Material to process:
# # # # # # #
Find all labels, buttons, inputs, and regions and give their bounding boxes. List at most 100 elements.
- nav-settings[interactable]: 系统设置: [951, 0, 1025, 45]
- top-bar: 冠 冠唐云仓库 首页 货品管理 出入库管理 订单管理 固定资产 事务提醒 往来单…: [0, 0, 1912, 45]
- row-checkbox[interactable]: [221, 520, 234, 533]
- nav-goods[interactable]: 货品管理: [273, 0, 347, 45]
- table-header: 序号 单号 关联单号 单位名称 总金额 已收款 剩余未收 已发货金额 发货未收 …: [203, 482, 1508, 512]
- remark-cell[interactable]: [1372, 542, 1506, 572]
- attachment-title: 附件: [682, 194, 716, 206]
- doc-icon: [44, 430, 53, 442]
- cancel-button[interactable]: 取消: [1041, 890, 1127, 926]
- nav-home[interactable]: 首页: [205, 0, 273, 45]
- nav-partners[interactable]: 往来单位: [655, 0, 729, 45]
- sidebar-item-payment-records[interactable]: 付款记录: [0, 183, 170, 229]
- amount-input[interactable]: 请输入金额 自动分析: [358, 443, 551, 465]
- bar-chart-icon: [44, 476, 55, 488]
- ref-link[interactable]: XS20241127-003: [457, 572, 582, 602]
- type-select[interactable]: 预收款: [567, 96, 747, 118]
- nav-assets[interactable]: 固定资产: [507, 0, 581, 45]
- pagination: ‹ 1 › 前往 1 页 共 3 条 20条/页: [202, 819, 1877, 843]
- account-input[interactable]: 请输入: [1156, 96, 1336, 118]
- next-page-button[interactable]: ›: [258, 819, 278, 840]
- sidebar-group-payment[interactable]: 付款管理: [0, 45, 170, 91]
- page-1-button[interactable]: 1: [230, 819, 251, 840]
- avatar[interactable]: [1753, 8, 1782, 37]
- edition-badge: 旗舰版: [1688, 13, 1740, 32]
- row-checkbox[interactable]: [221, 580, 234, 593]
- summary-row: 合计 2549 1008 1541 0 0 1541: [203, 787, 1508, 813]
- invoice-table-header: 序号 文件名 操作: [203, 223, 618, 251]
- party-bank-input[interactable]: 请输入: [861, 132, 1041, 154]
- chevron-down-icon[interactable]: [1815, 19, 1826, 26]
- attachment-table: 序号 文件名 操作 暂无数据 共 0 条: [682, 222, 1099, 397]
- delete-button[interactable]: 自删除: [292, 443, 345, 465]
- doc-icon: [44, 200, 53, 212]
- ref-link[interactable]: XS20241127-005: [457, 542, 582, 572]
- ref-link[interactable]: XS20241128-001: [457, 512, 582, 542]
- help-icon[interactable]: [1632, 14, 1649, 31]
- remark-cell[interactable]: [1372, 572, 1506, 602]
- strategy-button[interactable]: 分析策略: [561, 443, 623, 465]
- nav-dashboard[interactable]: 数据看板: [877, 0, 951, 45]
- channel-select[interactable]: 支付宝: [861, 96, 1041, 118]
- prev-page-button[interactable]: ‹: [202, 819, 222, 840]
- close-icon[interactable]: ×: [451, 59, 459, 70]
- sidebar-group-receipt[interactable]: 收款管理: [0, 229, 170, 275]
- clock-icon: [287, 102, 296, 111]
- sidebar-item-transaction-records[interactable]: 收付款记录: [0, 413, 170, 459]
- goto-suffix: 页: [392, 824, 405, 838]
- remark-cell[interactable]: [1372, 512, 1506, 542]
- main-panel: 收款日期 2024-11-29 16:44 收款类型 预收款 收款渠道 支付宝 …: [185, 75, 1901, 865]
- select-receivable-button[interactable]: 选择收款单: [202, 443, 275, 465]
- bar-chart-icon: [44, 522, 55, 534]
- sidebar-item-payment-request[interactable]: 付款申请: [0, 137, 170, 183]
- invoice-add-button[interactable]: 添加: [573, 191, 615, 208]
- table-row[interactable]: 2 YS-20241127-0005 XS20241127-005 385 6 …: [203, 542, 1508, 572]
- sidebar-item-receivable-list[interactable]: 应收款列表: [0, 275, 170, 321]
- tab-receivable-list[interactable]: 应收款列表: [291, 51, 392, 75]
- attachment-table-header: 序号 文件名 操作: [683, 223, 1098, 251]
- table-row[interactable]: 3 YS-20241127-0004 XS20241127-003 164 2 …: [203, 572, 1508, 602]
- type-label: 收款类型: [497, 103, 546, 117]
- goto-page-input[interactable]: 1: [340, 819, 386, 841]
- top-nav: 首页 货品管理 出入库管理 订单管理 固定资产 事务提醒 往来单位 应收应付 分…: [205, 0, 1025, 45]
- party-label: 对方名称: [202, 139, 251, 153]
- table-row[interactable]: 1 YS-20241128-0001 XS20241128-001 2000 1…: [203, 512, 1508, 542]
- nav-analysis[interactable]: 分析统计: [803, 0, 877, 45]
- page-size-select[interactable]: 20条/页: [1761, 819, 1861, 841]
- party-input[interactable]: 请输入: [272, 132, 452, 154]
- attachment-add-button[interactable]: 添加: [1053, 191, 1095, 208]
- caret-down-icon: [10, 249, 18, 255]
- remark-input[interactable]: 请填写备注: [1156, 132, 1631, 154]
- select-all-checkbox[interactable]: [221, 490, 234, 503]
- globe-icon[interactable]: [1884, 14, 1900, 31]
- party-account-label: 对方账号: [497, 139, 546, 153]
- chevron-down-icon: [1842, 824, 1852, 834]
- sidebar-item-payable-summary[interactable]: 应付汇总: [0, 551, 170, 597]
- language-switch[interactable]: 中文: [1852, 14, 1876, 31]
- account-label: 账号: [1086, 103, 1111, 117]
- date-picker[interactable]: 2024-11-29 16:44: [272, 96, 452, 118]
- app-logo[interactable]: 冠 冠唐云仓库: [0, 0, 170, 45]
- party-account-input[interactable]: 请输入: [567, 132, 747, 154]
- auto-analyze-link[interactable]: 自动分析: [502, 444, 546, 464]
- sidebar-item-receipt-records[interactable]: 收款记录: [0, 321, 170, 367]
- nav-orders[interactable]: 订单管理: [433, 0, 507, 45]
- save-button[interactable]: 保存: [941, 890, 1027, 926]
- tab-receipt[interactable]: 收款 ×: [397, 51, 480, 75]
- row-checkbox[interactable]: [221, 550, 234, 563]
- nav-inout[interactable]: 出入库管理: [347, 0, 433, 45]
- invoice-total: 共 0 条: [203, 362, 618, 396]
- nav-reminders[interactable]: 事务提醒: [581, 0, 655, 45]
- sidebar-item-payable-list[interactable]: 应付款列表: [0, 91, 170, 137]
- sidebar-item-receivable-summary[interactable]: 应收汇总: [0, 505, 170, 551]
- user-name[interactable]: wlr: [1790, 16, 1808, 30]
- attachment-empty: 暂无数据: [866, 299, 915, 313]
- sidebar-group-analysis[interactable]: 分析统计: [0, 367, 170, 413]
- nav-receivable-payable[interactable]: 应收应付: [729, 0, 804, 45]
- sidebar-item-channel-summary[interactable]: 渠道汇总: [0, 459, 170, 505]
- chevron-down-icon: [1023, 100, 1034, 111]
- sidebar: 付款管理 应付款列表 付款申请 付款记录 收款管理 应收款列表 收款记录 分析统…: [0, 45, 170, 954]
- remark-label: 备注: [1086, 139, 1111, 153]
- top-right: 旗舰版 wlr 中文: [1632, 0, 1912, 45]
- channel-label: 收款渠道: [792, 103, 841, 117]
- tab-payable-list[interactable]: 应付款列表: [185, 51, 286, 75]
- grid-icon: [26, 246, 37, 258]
# # # # # # #
Copy all of the rows above, keeping every character the same.

Find all labels, buttons, inputs, and regions and give their bounding boxes. List at most 100 elements.
- nav-settings[interactable]: 系统设置: [951, 0, 1025, 45]
- top-bar: 冠 冠唐云仓库 首页 货品管理 出入库管理 订单管理 固定资产 事务提醒 往来单…: [0, 0, 1912, 45]
- row-checkbox[interactable]: [221, 520, 234, 533]
- nav-goods[interactable]: 货品管理: [273, 0, 347, 45]
- table-header: 序号 单号 关联单号 单位名称 总金额 已收款 剩余未收 已发货金额 发货未收 …: [203, 482, 1508, 512]
- remark-cell[interactable]: [1372, 542, 1506, 572]
- attachment-title: 附件: [682, 194, 716, 206]
- doc-icon: [44, 430, 53, 442]
- cancel-button[interactable]: 取消: [1041, 890, 1127, 926]
- nav-home[interactable]: 首页: [205, 0, 273, 45]
- nav-partners[interactable]: 往来单位: [655, 0, 729, 45]
- sidebar-item-payment-records[interactable]: 付款记录: [0, 183, 170, 229]
- amount-input[interactable]: 请输入金额 自动分析: [358, 443, 551, 465]
- bar-chart-icon: [44, 476, 55, 488]
- ref-link[interactable]: XS20241127-003: [457, 572, 582, 602]
- type-select[interactable]: 预收款: [567, 96, 747, 118]
- nav-assets[interactable]: 固定资产: [507, 0, 581, 45]
- pagination: ‹ 1 › 前往 1 页 共 3 条 20条/页: [202, 819, 1877, 843]
- account-input[interactable]: 请输入: [1156, 96, 1336, 118]
- next-page-button[interactable]: ›: [258, 819, 278, 840]
- sidebar-group-payment[interactable]: 付款管理: [0, 45, 170, 91]
- page-1-button[interactable]: 1: [230, 819, 251, 840]
- avatar[interactable]: [1753, 8, 1782, 37]
- edition-badge: 旗舰版: [1688, 13, 1740, 32]
- row-checkbox[interactable]: [221, 580, 234, 593]
- summary-row: 合计 2549 1008 1541 0 0 1541: [203, 787, 1508, 813]
- invoice-table-header: 序号 文件名 操作: [203, 223, 618, 251]
- party-bank-input[interactable]: 请输入: [861, 132, 1041, 154]
- chevron-down-icon[interactable]: [1815, 19, 1826, 26]
- attachment-table: 序号 文件名 操作 暂无数据 共 0 条: [682, 222, 1099, 397]
- delete-button[interactable]: 自删除: [292, 443, 345, 465]
- doc-icon: [44, 200, 53, 212]
- ref-link[interactable]: XS20241127-005: [457, 542, 582, 572]
- ref-link[interactable]: XS20241128-001: [457, 512, 582, 542]
- help-icon[interactable]: [1632, 14, 1649, 31]
- remark-cell[interactable]: [1372, 572, 1506, 602]
- strategy-button[interactable]: 分析策略: [561, 443, 623, 465]
- nav-dashboard[interactable]: 数据看板: [877, 0, 951, 45]
- channel-select[interactable]: 支付宝: [861, 96, 1041, 118]
- prev-page-button[interactable]: ‹: [202, 819, 222, 840]
- close-icon[interactable]: ×: [451, 59, 459, 70]
- sidebar-group-receipt[interactable]: 收款管理: [0, 229, 170, 275]
- clock-icon: [287, 102, 296, 111]
- sidebar-item-transaction-records[interactable]: 收付款记录: [0, 413, 170, 459]
- goto-suffix: 页: [392, 824, 405, 838]
- remark-cell[interactable]: [1372, 512, 1506, 542]
- main-panel: 收款日期 2024-11-29 16:44 收款类型 预收款 收款渠道 支付宝 …: [185, 75, 1901, 865]
- select-receivable-button[interactable]: 选择收款单: [202, 443, 275, 465]
- bar-chart-icon: [44, 522, 55, 534]
- sidebar-item-payment-request[interactable]: 付款申请: [0, 137, 170, 183]
- invoice-add-button[interactable]: 添加: [573, 191, 615, 208]
- table-row[interactable]: 2 YS-20241127-0005 XS20241127-005 385 6 …: [203, 542, 1508, 572]
- sidebar-item-receivable-list[interactable]: 应收款列表: [0, 275, 170, 321]
- tab-receivable-list[interactable]: 应收款列表: [291, 51, 392, 75]
- attachment-table-header: 序号 文件名 操作: [683, 223, 1098, 251]
- table-row[interactable]: 3 YS-20241127-0004 XS20241127-003 164 2 …: [203, 572, 1508, 602]
- type-label: 收款类型: [497, 103, 546, 117]
- goto-page-input[interactable]: 1: [340, 819, 386, 841]
- top-nav: 首页 货品管理 出入库管理 订单管理 固定资产 事务提醒 往来单位 应收应付 分…: [205, 0, 1025, 45]
- party-label: 对方名称: [202, 139, 251, 153]
- table-row[interactable]: 1 YS-20241128-0001 XS20241128-001 2000 1…: [203, 512, 1508, 542]
- nav-analysis[interactable]: 分析统计: [803, 0, 877, 45]
- page-size-select[interactable]: 20条/页: [1761, 819, 1861, 841]
- party-input[interactable]: 请输入: [272, 132, 452, 154]
- attachment-add-button[interactable]: 添加: [1053, 191, 1095, 208]
- caret-down-icon: [10, 249, 18, 255]
- remark-input[interactable]: 请填写备注: [1156, 132, 1631, 154]
- select-all-checkbox[interactable]: [221, 490, 234, 503]
- globe-icon[interactable]: [1884, 14, 1900, 31]
- party-account-label: 对方账号: [497, 139, 546, 153]
- chevron-down-icon: [1842, 824, 1852, 834]
- sidebar-item-payable-summary[interactable]: 应付汇总: [0, 551, 170, 597]
- language-switch[interactable]: 中文: [1852, 14, 1876, 31]
- account-label: 账号: [1086, 103, 1111, 117]
- date-picker[interactable]: 2024-11-29 16:44: [272, 96, 452, 118]
- app-logo[interactable]: 冠 冠唐云仓库: [0, 0, 170, 45]
- party-account-input[interactable]: 请输入: [567, 132, 747, 154]
- auto-analyze-link[interactable]: 自动分析: [502, 444, 546, 464]
- sidebar-item-receipt-records[interactable]: 收款记录: [0, 321, 170, 367]
- nav-orders[interactable]: 订单管理: [433, 0, 507, 45]
- save-button[interactable]: 保存: [941, 890, 1027, 926]
- tab-receipt[interactable]: 收款 ×: [397, 51, 480, 75]
- row-checkbox[interactable]: [221, 550, 234, 563]
- nav-inout[interactable]: 出入库管理: [347, 0, 433, 45]
- invoice-total: 共 0 条: [203, 362, 618, 396]
- nav-reminders[interactable]: 事务提醒: [581, 0, 655, 45]
- sidebar-item-payable-list[interactable]: 应付款列表: [0, 91, 170, 137]
- sidebar-item-receivable-summary[interactable]: 应收汇总: [0, 505, 170, 551]
- user-name[interactable]: wlr: [1790, 16, 1808, 30]
- attachment-empty: 暂无数据: [866, 299, 915, 313]
- sidebar-group-analysis[interactable]: 分析统计: [0, 367, 170, 413]
- nav-receivable-payable[interactable]: 应收应付: [729, 0, 804, 45]
- sidebar-item-channel-summary[interactable]: 渠道汇总: [0, 459, 170, 505]
- chevron-down-icon: [1023, 100, 1034, 111]
- sidebar: 付款管理 应付款列表 付款申请 付款记录 收款管理 应收款列表 收款记录 分析统…: [0, 45, 170, 954]
- remark-label: 备注: [1086, 139, 1111, 153]
- top-right: 旗舰版 wlr 中文: [1632, 0, 1912, 45]
- channel-label: 收款渠道: [792, 103, 841, 117]
- tab-payable-list[interactable]: 应付款列表: [185, 51, 286, 75]
- grid-icon: [26, 246, 37, 258]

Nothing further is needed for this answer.